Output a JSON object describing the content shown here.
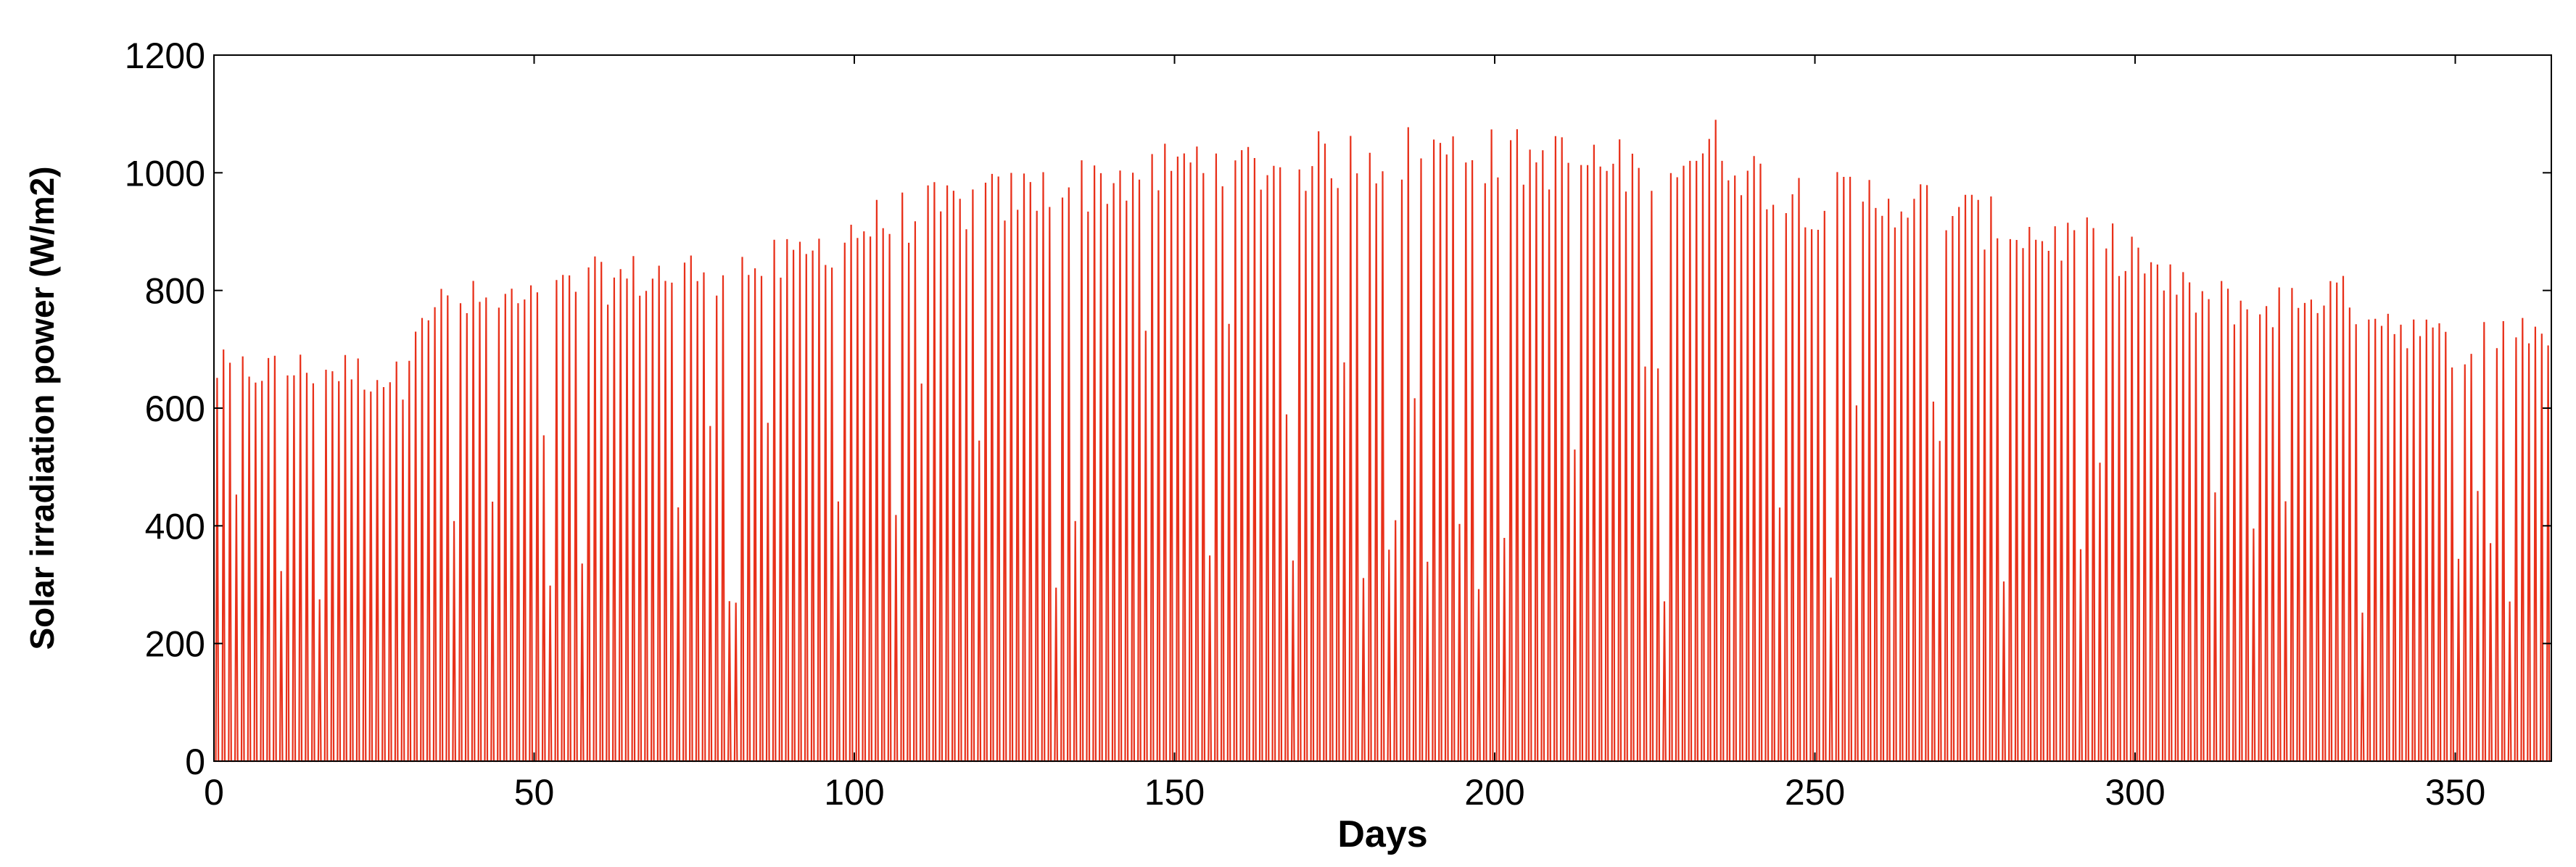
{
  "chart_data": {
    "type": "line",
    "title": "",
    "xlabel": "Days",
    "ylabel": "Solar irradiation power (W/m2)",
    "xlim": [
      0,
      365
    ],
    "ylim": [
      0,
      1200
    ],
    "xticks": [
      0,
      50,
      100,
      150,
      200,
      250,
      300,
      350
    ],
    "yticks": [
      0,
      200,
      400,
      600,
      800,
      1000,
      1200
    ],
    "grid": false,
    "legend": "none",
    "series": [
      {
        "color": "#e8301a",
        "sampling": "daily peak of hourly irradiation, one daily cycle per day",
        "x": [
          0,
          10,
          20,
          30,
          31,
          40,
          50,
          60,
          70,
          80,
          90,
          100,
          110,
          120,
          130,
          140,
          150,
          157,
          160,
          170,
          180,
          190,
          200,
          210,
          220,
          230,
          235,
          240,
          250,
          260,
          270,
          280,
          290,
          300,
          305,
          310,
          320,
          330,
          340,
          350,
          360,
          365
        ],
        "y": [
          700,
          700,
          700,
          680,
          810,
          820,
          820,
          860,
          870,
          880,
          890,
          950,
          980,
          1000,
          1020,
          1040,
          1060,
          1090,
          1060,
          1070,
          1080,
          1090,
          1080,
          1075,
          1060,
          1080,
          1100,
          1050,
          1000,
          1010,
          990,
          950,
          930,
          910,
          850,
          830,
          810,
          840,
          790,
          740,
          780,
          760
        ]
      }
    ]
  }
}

▬▬▬▬▬▬

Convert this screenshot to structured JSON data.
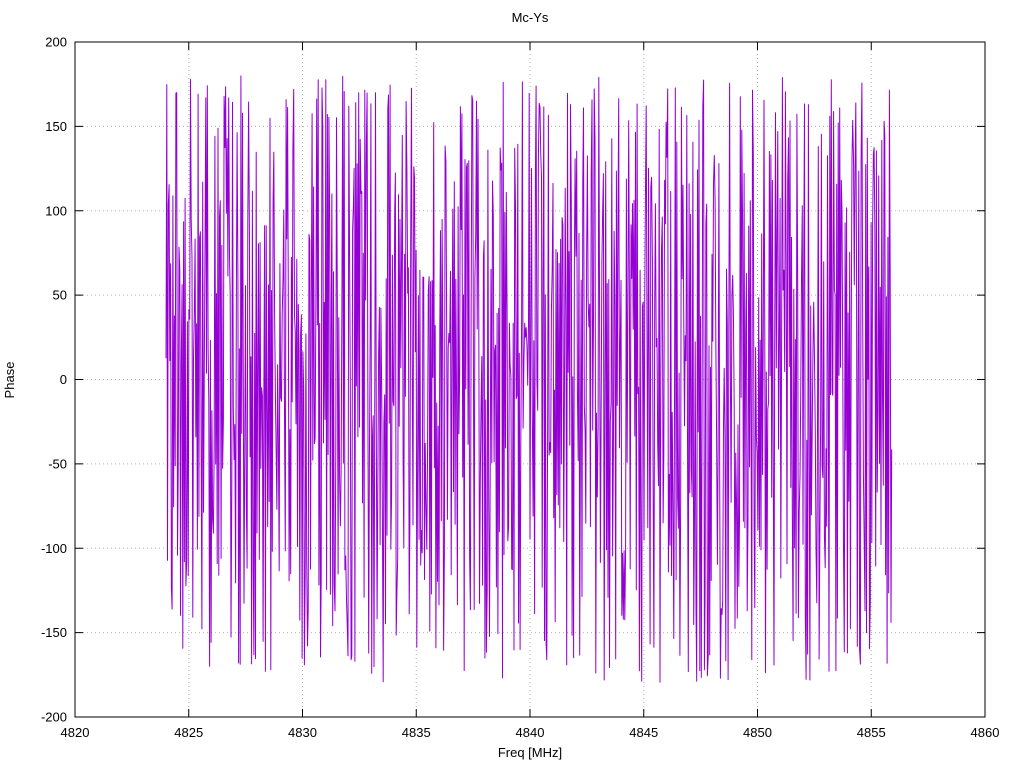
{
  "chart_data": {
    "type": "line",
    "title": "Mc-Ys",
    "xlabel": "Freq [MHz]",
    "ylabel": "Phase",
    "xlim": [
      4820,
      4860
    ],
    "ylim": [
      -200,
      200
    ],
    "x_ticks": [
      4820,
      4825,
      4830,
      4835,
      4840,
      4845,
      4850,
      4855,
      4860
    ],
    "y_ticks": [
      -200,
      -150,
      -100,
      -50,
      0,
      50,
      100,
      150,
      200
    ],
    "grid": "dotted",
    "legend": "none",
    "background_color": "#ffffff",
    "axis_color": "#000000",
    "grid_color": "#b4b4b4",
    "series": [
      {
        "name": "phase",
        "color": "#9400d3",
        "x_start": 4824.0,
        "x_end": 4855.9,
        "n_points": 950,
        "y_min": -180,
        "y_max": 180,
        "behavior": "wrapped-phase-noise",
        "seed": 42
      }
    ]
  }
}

▬▬▬▬▬▬

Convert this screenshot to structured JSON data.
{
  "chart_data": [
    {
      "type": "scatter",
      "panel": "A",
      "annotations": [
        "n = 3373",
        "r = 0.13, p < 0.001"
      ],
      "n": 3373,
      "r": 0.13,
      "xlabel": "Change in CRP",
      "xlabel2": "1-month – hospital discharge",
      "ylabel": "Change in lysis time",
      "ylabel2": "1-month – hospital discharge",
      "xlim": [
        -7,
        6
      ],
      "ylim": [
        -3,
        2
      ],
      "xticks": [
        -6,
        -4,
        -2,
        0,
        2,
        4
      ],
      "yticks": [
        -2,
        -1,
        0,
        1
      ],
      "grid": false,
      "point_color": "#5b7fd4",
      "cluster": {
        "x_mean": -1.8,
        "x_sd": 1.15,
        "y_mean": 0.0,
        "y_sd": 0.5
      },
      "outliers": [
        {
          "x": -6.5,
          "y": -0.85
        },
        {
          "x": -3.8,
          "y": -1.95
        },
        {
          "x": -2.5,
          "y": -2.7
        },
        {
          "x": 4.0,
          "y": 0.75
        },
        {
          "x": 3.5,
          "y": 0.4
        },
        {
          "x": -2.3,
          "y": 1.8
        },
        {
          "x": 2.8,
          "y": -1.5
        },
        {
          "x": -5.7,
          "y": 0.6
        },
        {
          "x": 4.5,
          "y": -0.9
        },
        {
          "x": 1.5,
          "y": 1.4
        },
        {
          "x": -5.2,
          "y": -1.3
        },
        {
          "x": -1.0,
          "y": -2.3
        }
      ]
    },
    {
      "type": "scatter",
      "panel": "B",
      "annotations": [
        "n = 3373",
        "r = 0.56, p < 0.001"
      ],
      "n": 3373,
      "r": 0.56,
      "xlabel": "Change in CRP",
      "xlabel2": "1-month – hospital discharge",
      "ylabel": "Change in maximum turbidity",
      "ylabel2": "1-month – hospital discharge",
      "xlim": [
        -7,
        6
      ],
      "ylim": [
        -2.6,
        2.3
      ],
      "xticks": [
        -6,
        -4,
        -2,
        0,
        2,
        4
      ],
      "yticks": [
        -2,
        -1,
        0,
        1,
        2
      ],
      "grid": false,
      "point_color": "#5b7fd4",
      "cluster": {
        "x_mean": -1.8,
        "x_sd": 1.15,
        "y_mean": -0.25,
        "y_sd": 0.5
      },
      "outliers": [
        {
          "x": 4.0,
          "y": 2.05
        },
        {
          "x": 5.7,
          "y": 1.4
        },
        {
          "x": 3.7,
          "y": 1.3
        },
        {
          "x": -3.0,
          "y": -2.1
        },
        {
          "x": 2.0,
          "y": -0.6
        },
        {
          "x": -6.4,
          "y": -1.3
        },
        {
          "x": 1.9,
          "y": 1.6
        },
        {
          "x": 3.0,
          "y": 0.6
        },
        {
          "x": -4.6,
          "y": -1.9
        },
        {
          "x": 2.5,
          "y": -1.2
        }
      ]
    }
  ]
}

▬▬▬▬▬▬

(What is asked) Of the lines in the material, how many include "Change"? Respond with the number alone.

(Worked answer) 4